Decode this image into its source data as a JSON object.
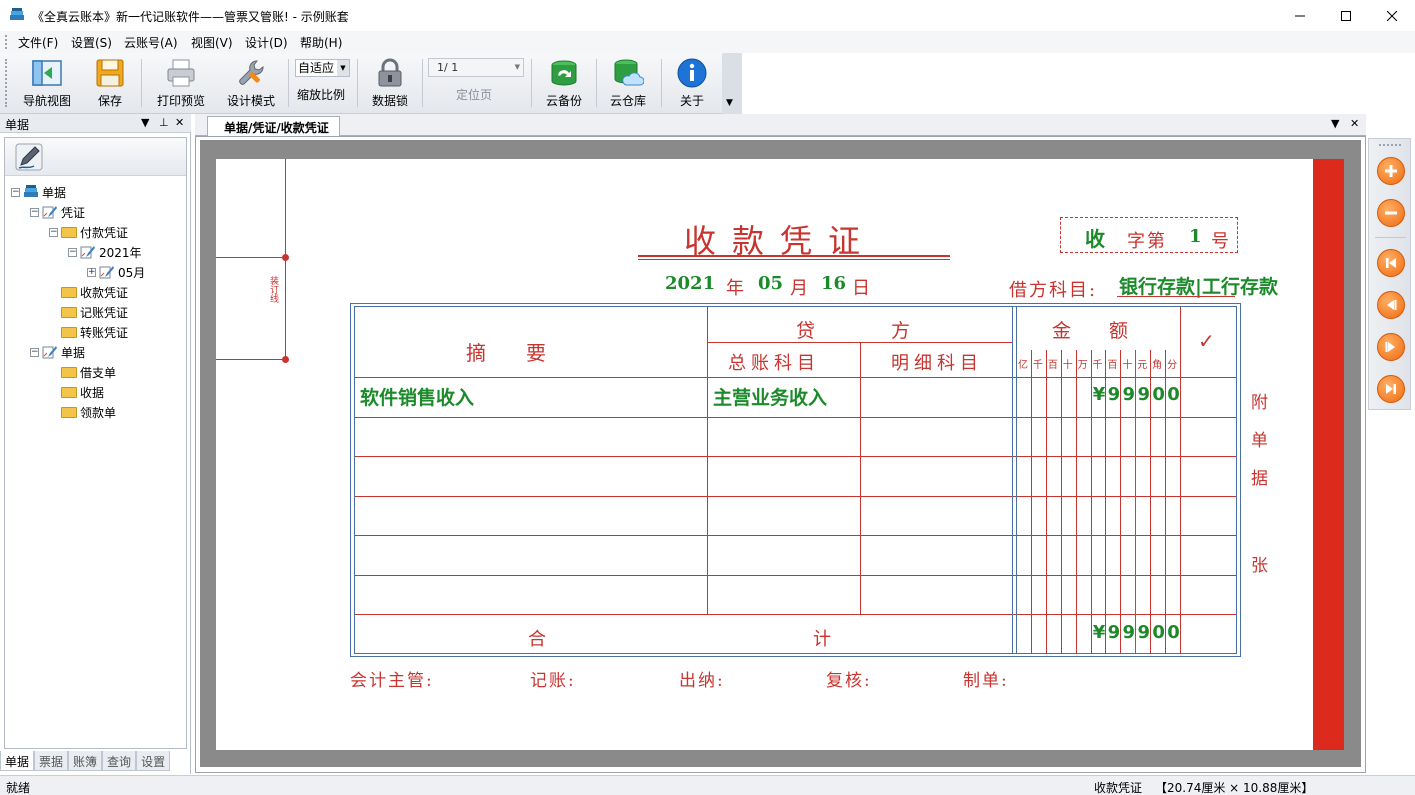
{
  "window": {
    "title": "《全真云账本》新一代记账软件——管票又管账!  - 示例账套",
    "controls": [
      "minimize",
      "maximize",
      "close"
    ]
  },
  "menu": [
    "文件(F)",
    "设置(S)",
    "云账号(A)",
    "视图(V)",
    "设计(D)",
    "帮助(H)"
  ],
  "toolbar": {
    "nav_view": "导航视图",
    "save": "保存",
    "print_preview": "打印预览",
    "design_mode": "设计模式",
    "zoom_value": "自适应",
    "zoom_label": "缩放比例",
    "data_lock": "数据锁",
    "page_value": "1/ 1",
    "page_label": "定位页",
    "cloud_backup": "云备份",
    "cloud_store": "云仓库",
    "about": "关于"
  },
  "left_panel": {
    "title": "单据",
    "tree": [
      {
        "label": "单据",
        "level": 0,
        "expanded": true,
        "icon": "books-icon"
      },
      {
        "label": "凭证",
        "level": 1,
        "expanded": true,
        "icon": "voucher-icon"
      },
      {
        "label": "付款凭证",
        "level": 2,
        "expanded": true,
        "icon": "folder-icon"
      },
      {
        "label": "2021年",
        "level": 3,
        "expanded": true,
        "icon": "voucher-icon"
      },
      {
        "label": "05月",
        "level": 4,
        "expanded": false,
        "icon": "voucher-icon"
      },
      {
        "label": "收款凭证",
        "level": 2,
        "icon": "folder-icon"
      },
      {
        "label": "记账凭证",
        "level": 2,
        "icon": "folder-icon"
      },
      {
        "label": "转账凭证",
        "level": 2,
        "icon": "folder-icon"
      },
      {
        "label": "单据",
        "level": 1,
        "expanded": true,
        "icon": "voucher-icon"
      },
      {
        "label": "借支单",
        "level": 2,
        "icon": "folder-icon"
      },
      {
        "label": "收据",
        "level": 2,
        "icon": "folder-icon"
      },
      {
        "label": "领款单",
        "level": 2,
        "icon": "folder-icon"
      }
    ],
    "tabs": [
      "单据",
      "票据",
      "账簿",
      "查询",
      "设置"
    ],
    "active_tab": "单据"
  },
  "document": {
    "tab_label": "单据/凭证/收款凭证",
    "voucher": {
      "title": "收款凭证",
      "binding_text": "装订线",
      "no_prefix": "收",
      "no_word": "字第",
      "no_number": "1",
      "no_suffix": "号",
      "year": "2021",
      "year_unit": "年",
      "month": "05",
      "month_unit": "月",
      "day": "16",
      "day_unit": "日",
      "debit_label": "借方科目:",
      "debit_value": "银行存款|工行存款",
      "header": {
        "summary": "摘　　要",
        "credit": "贷　　　　方",
        "general_account": "总账科目",
        "detail_account": "明细科目",
        "amount": "金　　额",
        "check": "✓",
        "digits": [
          "亿",
          "千",
          "百",
          "十",
          "万",
          "千",
          "百",
          "十",
          "元",
          "角",
          "分"
        ]
      },
      "rows": [
        {
          "summary": "软件销售收入",
          "general_account": "主营业务收入",
          "detail_account": "",
          "amount": "¥99900"
        },
        {
          "summary": "",
          "general_account": "",
          "detail_account": "",
          "amount": ""
        },
        {
          "summary": "",
          "general_account": "",
          "detail_account": "",
          "amount": ""
        },
        {
          "summary": "",
          "general_account": "",
          "detail_account": "",
          "amount": ""
        },
        {
          "summary": "",
          "general_account": "",
          "detail_account": "",
          "amount": ""
        },
        {
          "summary": "",
          "general_account": "",
          "detail_account": "",
          "amount": ""
        }
      ],
      "total_label_1": "合",
      "total_label_2": "计",
      "total_amount": "¥99900",
      "attachment": [
        "附",
        "单",
        "据",
        "张"
      ],
      "signatures": [
        "会计主管:",
        "记账:",
        "出纳:",
        "复核:",
        "制单:"
      ]
    }
  },
  "side_buttons": [
    "zoom-in-icon",
    "zoom-out-icon",
    "first-page-icon",
    "prev-page-icon",
    "next-page-icon",
    "last-page-icon"
  ],
  "status": {
    "left": "就绪",
    "doc_name": "收款凭证",
    "size": "【20.74厘米 × 10.88厘米】"
  },
  "colors": {
    "voucher_red": "#c8342f",
    "voucher_green": "#1c8a2a",
    "table_blue": "#4a6fa5",
    "accent_orange": "#ee6a10"
  }
}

=-=-=

__Exercise directions__
Write out all the entries word for word, but skip any images.

__Task solution__
Decode this image into its source data as a JSON object.
{
  "window": {
    "title": "《全真云账本》新一代记账软件——管票又管账!  - 示例账套",
    "controls": [
      "minimize",
      "maximize",
      "close"
    ]
  },
  "menu": [
    "文件(F)",
    "设置(S)",
    "云账号(A)",
    "视图(V)",
    "设计(D)",
    "帮助(H)"
  ],
  "toolbar": {
    "nav_view": "导航视图",
    "save": "保存",
    "print_preview": "打印预览",
    "design_mode": "设计模式",
    "zoom_value": "自适应",
    "zoom_label": "缩放比例",
    "data_lock": "数据锁",
    "page_value": "1/ 1",
    "page_label": "定位页",
    "cloud_backup": "云备份",
    "cloud_store": "云仓库",
    "about": "关于"
  },
  "left_panel": {
    "title": "单据",
    "tree": [
      {
        "label": "单据",
        "level": 0,
        "expanded": true,
        "icon": "books-icon"
      },
      {
        "label": "凭证",
        "level": 1,
        "expanded": true,
        "icon": "voucher-icon"
      },
      {
        "label": "付款凭证",
        "level": 2,
        "expanded": true,
        "icon": "folder-icon"
      },
      {
        "label": "2021年",
        "level": 3,
        "expanded": true,
        "icon": "voucher-icon"
      },
      {
        "label": "05月",
        "level": 4,
        "expanded": false,
        "icon": "voucher-icon"
      },
      {
        "label": "收款凭证",
        "level": 2,
        "icon": "folder-icon"
      },
      {
        "label": "记账凭证",
        "level": 2,
        "icon": "folder-icon"
      },
      {
        "label": "转账凭证",
        "level": 2,
        "icon": "folder-icon"
      },
      {
        "label": "单据",
        "level": 1,
        "expanded": true,
        "icon": "voucher-icon"
      },
      {
        "label": "借支单",
        "level": 2,
        "icon": "folder-icon"
      },
      {
        "label": "收据",
        "level": 2,
        "icon": "folder-icon"
      },
      {
        "label": "领款单",
        "level": 2,
        "icon": "folder-icon"
      }
    ],
    "tabs": [
      "单据",
      "票据",
      "账簿",
      "查询",
      "设置"
    ],
    "active_tab": "单据"
  },
  "document": {
    "tab_label": "单据/凭证/收款凭证",
    "voucher": {
      "title": "收款凭证",
      "binding_text": "装订线",
      "no_prefix": "收",
      "no_word": "字第",
      "no_number": "1",
      "no_suffix": "号",
      "year": "2021",
      "year_unit": "年",
      "month": "05",
      "month_unit": "月",
      "day": "16",
      "day_unit": "日",
      "debit_label": "借方科目:",
      "debit_value": "银行存款|工行存款",
      "header": {
        "summary": "摘　　要",
        "credit": "贷　　　　方",
        "general_account": "总账科目",
        "detail_account": "明细科目",
        "amount": "金　　额",
        "check": "✓",
        "digits": [
          "亿",
          "千",
          "百",
          "十",
          "万",
          "千",
          "百",
          "十",
          "元",
          "角",
          "分"
        ]
      },
      "rows": [
        {
          "summary": "软件销售收入",
          "general_account": "主营业务收入",
          "detail_account": "",
          "amount": "¥99900"
        },
        {
          "summary": "",
          "general_account": "",
          "detail_account": "",
          "amount": ""
        },
        {
          "summary": "",
          "general_account": "",
          "detail_account": "",
          "amount": ""
        },
        {
          "summary": "",
          "general_account": "",
          "detail_account": "",
          "amount": ""
        },
        {
          "summary": "",
          "general_account": "",
          "detail_account": "",
          "amount": ""
        },
        {
          "summary": "",
          "general_account": "",
          "detail_account": "",
          "amount": ""
        }
      ],
      "total_label_1": "合",
      "total_label_2": "计",
      "total_amount": "¥99900",
      "attachment": [
        "附",
        "单",
        "据",
        "张"
      ],
      "signatures": [
        "会计主管:",
        "记账:",
        "出纳:",
        "复核:",
        "制单:"
      ]
    }
  },
  "side_buttons": [
    "zoom-in-icon",
    "zoom-out-icon",
    "first-page-icon",
    "prev-page-icon",
    "next-page-icon",
    "last-page-icon"
  ],
  "status": {
    "left": "就绪",
    "doc_name": "收款凭证",
    "size": "【20.74厘米 × 10.88厘米】"
  },
  "colors": {
    "voucher_red": "#c8342f",
    "voucher_green": "#1c8a2a",
    "table_blue": "#4a6fa5",
    "accent_orange": "#ee6a10"
  }
}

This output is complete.